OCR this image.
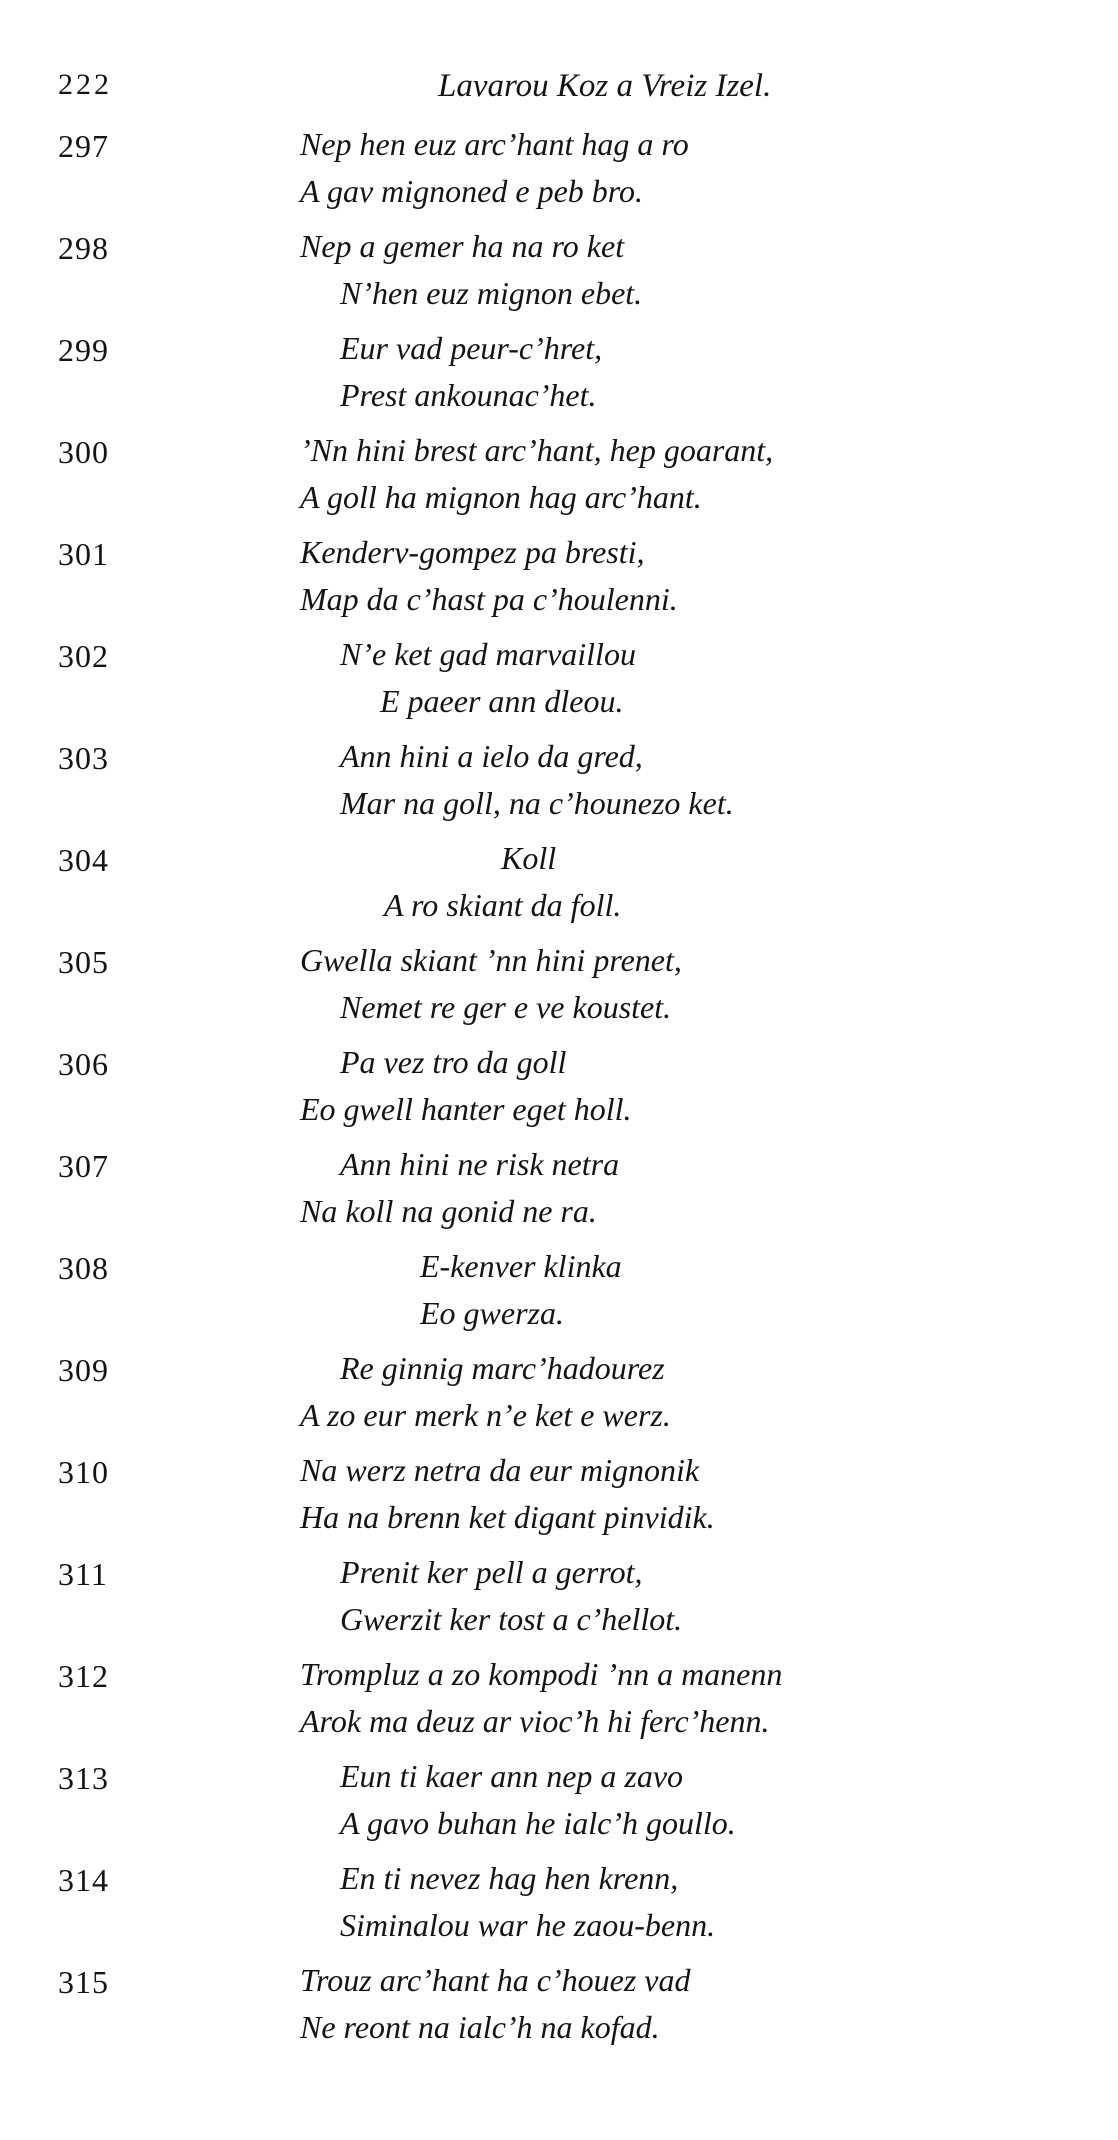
222	Lavarou Koz a Vreiz Izel.
297	Nep hen euz arc’hant hag a ro
A gav mignoned e peb bro.
298	Nep a gemer ha na ro ket
N’hen euz mignon ebet.
299	Eur vad peur-c’hret,
Prest ankounac’het.
300	’Nn hini brest arc’hant, hep goarant,
A goll ha mignon hag arc’hant.
301	Kenderv-gompez pa bresti,
Map da c’hast pa c’houlenni.
302	N’e ket gad marvaillou
E paeer ann dleou.
303	Ann hini a ielo da gred,
Mar na goll, na c’hounezo ket.
304	Koll
A ro skiant da foll.
305	Gwella skiant ’nn hini prenet,
Nemet re ger e ve koustet.
306	Pa vez tro da goll
Eo gwell hanter eget holl.
307	Ann hini ne risk netra
Na koll na gonid ne ra.
308	E-kenver klinka
Eo gwerza.
309	Re ginnig marc’hadourez
A zo eur merk n’e ket e werz.
310	Na werz netra da eur mignonik
Ha na brenn ket digant pinvidik.
311	Prenit ker pell a gerrot,
Gwerzit ker tost a c’hellot.
312	Trompluz a zo kompodi ’nn a manenn
Arok ma deuz ar vioc’h hi ferc’henn.
313	Eun ti kaer ann nep a zavo
A gavo buhan he ialc’h goullo.
314	En ti nevez hag hen krenn,
Siminalou war he zaou-benn.
315	Trouz arc’hant ha c’houez vad
Ne reont na ialc’h na kofad.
+ + + + + + +
* PROBLEM
Every line above should be returned exactly; the pictures stay out.

* OUTPUT OF THE TASK
OCR this image.
222	Lavarou Koz a Vreiz Izel.
297	Nep hen euz arc’hant hag a ro
A gav mignoned e peb bro.
298	Nep a gemer ha na ro ket
N’hen euz mignon ebet.
299	Eur vad peur-c’hret,
Prest ankounac’het.
300	’Nn hini brest arc’hant, hep goarant,
A goll ha mignon hag arc’hant.
301	Kenderv-gompez pa bresti,
Map da c’hast pa c’houlenni.
302	N’e ket gad marvaillou
E paeer ann dleou.
303	Ann hini a ielo da gred,
Mar na goll, na c’hounezo ket.
304	Koll
A ro skiant da foll.
305	Gwella skiant ’nn hini prenet,
Nemet re ger e ve koustet.
306	Pa vez tro da goll
Eo gwell hanter eget holl.
307	Ann hini ne risk netra
Na koll na gonid ne ra.
308	E-kenver klinka
Eo gwerza.
309	Re ginnig marc’hadourez
A zo eur merk n’e ket e werz.
310	Na werz netra da eur mignonik
Ha na brenn ket digant pinvidik.
311	Prenit ker pell a gerrot,
Gwerzit ker tost a c’hellot.
312	Trompluz a zo kompodi ’nn a manenn
Arok ma deuz ar vioc’h hi ferc’henn.
313	Eun ti kaer ann nep a zavo
A gavo buhan he ialc’h goullo.
314	En ti nevez hag hen krenn,
Siminalou war he zaou-benn.
315	Trouz arc’hant ha c’houez vad
Ne reont na ialc’h na kofad.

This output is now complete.